◆ EXERCISE PROMPT ◆
Make an exact copy of the records, with the images left out.

+ + + +

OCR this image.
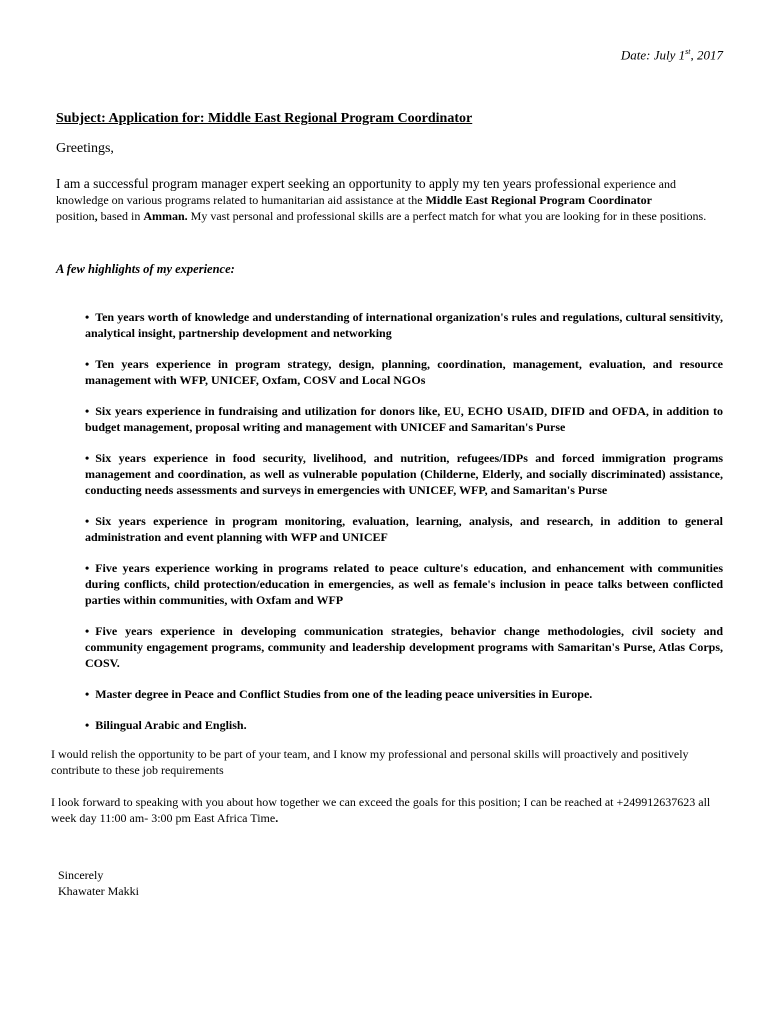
Date: July 1st, 2017
Subject: Application for: Middle East Regional Program Coordinator
Greetings,
I am a successful program manager expert seeking an opportunity to apply my ten years professional experience and knowledge on various programs related to humanitarian aid assistance at the Middle East Regional Program Coordinator
position, based in Amman. My vast personal and professional skills are a perfect match for what you are looking for in these positions.
A few highlights of my experience:
• Ten years worth of knowledge and understanding of international organization's rules and regulations, cultural sensitivity, analytical insight, partnership development and networking
• Ten years experience in program strategy, design, planning, coordination, management, evaluation, and resource management with WFP, UNICEF, Oxfam, COSV and Local NGOs
• Six years experience in fundraising and utilization for donors like, EU, ECHO USAID, DIFID and OFDA, in addition to budget management, proposal writing and management with UNICEF and Samaritan's Purse
• Six years experience in food security, livelihood, and nutrition, refugees/IDPs and forced immigration programs management and coordination, as well as vulnerable population (Childerne, Elderly, and socially discriminated) assistance, conducting needs assessments and surveys in emergencies with UNICEF, WFP, and Samaritan's Purse
• Six years experience in program monitoring, evaluation, learning, analysis, and research, in addition to general administration and event planning with WFP and UNICEF
• Five years experience working in programs related to peace culture's education, and enhancement with communities during conflicts, child protection/education in emergencies, as well as female's inclusion in peace talks between conflicted parties within communities, with Oxfam and WFP
• Five years experience in developing communication strategies, behavior change methodologies, civil society and community engagement programs, community and leadership development programs with Samaritan's Purse, Atlas Corps, COSV.
• Master degree in Peace and Conflict Studies from one of the leading peace universities in Europe.
• Bilingual Arabic and English.
I would relish the opportunity to be part of your team, and I know my professional and personal skills will proactively and positively contribute to these job requirements
I look forward to speaking with you about how together we can exceed the goals for this position; I can be reached at +249912637623 all week day 11:00 am- 3:00 pm East Africa Time.
Sincerely
Khawater Makki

+ + + +

◆ TASK OUTPUT ◆
OCR this image.
Date: July 1st, 2017
Subject: Application for: Middle East Regional Program Coordinator
Greetings,
I am a successful program manager expert seeking an opportunity to apply my ten years professional experience and knowledge on various programs related to humanitarian aid assistance at the Middle East Regional Program Coordinator
position, based in Amman. My vast personal and professional skills are a perfect match for what you are looking for in these positions.
A few highlights of my experience:
• Ten years worth of knowledge and understanding of international organization's rules and regulations, cultural sensitivity, analytical insight, partnership development and networking
• Ten years experience in program strategy, design, planning, coordination, management, evaluation, and resource management with WFP, UNICEF, Oxfam, COSV and Local NGOs
• Six years experience in fundraising and utilization for donors like, EU, ECHO USAID, DIFID and OFDA, in addition to budget management, proposal writing and management with UNICEF and Samaritan's Purse
• Six years experience in food security, livelihood, and nutrition, refugees/IDPs and forced immigration programs management and coordination, as well as vulnerable population (Childerne, Elderly, and socially discriminated) assistance, conducting needs assessments and surveys in emergencies with UNICEF, WFP, and Samaritan's Purse
• Six years experience in program monitoring, evaluation, learning, analysis, and research, in addition to general administration and event planning with WFP and UNICEF
• Five years experience working in programs related to peace culture's education, and enhancement with communities during conflicts, child protection/education in emergencies, as well as female's inclusion in peace talks between conflicted parties within communities, with Oxfam and WFP
• Five years experience in developing communication strategies, behavior change methodologies, civil society and community engagement programs, community and leadership development programs with Samaritan's Purse, Atlas Corps, COSV.
• Master degree in Peace and Conflict Studies from one of the leading peace universities in Europe.
• Bilingual Arabic and English.
I would relish the opportunity to be part of your team, and I know my professional and personal skills will proactively and positively contribute to these job requirements
I look forward to speaking with you about how together we can exceed the goals for this position; I can be reached at +249912637623 all week day 11:00 am- 3:00 pm East Africa Time.
Sincerely
Khawater Makki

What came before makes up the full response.